- What is needed
Repeat each entry in full, exactly.

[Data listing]
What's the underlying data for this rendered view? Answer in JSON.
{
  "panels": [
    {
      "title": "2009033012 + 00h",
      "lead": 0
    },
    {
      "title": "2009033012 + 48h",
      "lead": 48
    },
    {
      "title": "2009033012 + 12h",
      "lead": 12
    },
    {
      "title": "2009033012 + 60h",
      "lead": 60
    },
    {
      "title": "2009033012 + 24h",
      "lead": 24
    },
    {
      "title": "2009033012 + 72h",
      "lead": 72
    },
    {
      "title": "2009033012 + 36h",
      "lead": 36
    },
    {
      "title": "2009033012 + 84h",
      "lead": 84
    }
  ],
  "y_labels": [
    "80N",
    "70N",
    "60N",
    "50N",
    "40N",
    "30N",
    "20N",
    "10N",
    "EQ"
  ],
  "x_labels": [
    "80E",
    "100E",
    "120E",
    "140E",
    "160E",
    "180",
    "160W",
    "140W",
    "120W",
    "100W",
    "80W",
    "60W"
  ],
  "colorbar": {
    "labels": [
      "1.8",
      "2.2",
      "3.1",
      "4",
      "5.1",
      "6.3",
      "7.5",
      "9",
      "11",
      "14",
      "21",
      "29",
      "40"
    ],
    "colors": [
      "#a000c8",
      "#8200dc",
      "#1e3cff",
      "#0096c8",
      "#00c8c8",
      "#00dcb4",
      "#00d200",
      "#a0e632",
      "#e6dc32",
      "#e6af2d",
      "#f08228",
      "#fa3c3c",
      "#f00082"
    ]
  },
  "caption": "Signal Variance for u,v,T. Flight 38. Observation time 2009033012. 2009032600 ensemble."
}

- Answer below
What's the underlying data for this rendered view? Answer in JSON.
{
  "panels": [
    {
      "title": "2009033012 + 00h",
      "lead": 0
    },
    {
      "title": "2009033012 + 48h",
      "lead": 48
    },
    {
      "title": "2009033012 + 12h",
      "lead": 12
    },
    {
      "title": "2009033012 + 60h",
      "lead": 60
    },
    {
      "title": "2009033012 + 24h",
      "lead": 24
    },
    {
      "title": "2009033012 + 72h",
      "lead": 72
    },
    {
      "title": "2009033012 + 36h",
      "lead": 36
    },
    {
      "title": "2009033012 + 84h",
      "lead": 84
    }
  ],
  "y_labels": [
    "80N",
    "70N",
    "60N",
    "50N",
    "40N",
    "30N",
    "20N",
    "10N",
    "EQ"
  ],
  "x_labels": [
    "80E",
    "100E",
    "120E",
    "140E",
    "160E",
    "180",
    "160W",
    "140W",
    "120W",
    "100W",
    "80W",
    "60W"
  ],
  "colorbar": {
    "labels": [
      "1.8",
      "2.2",
      "3.1",
      "4",
      "5.1",
      "6.3",
      "7.5",
      "9",
      "11",
      "14",
      "21",
      "29",
      "40"
    ],
    "colors": [
      "#a000c8",
      "#8200dc",
      "#1e3cff",
      "#0096c8",
      "#00c8c8",
      "#00dcb4",
      "#00d200",
      "#a0e632",
      "#e6dc32",
      "#e6af2d",
      "#f08228",
      "#fa3c3c",
      "#f00082"
    ]
  },
  "caption": "Signal Variance for u,v,T. Flight 38. Observation time 2009033012. 2009032600 ensemble."
}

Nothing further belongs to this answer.